> [Exercise description] Reproduce exactly the lines from the line containing "Read all visible" through the end of the records below, including both ends, and nothing else.
════════════════════
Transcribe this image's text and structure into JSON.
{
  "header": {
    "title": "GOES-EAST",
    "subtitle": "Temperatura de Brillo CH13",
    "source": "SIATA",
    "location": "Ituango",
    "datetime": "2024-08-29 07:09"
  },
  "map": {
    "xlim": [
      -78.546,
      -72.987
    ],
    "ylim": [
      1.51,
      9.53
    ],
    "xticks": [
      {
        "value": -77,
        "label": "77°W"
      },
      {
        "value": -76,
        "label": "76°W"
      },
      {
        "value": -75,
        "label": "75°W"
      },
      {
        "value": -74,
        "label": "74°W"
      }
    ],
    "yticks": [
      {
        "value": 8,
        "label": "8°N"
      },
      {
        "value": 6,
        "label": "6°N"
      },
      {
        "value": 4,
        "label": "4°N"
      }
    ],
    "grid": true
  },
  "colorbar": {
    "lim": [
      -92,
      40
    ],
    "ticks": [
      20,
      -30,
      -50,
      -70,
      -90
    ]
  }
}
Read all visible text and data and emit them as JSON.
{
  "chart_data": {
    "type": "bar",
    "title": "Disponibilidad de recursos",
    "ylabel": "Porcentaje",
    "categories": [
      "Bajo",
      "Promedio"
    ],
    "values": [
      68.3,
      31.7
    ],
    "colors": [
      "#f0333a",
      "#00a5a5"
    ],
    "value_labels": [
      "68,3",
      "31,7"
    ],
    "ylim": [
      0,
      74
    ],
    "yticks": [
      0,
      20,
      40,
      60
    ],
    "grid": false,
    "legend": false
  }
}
════════════════════
> [Response below]
Read all visible text and data and emit them as JSON.
{
  "chart_data": {
    "type": "bar",
    "title": "Disponibilidad de recursos",
    "ylabel": "Porcentaje",
    "categories": [
      "Bajo",
      "Promedio"
    ],
    "values": [
      68.3,
      31.7
    ],
    "colors": [
      "#f0333a",
      "#00a5a5"
    ],
    "value_labels": [
      "68,3",
      "31,7"
    ],
    "ylim": [
      0,
      74
    ],
    "yticks": [
      0,
      20,
      40,
      60
    ],
    "grid": false,
    "legend": false
  }
}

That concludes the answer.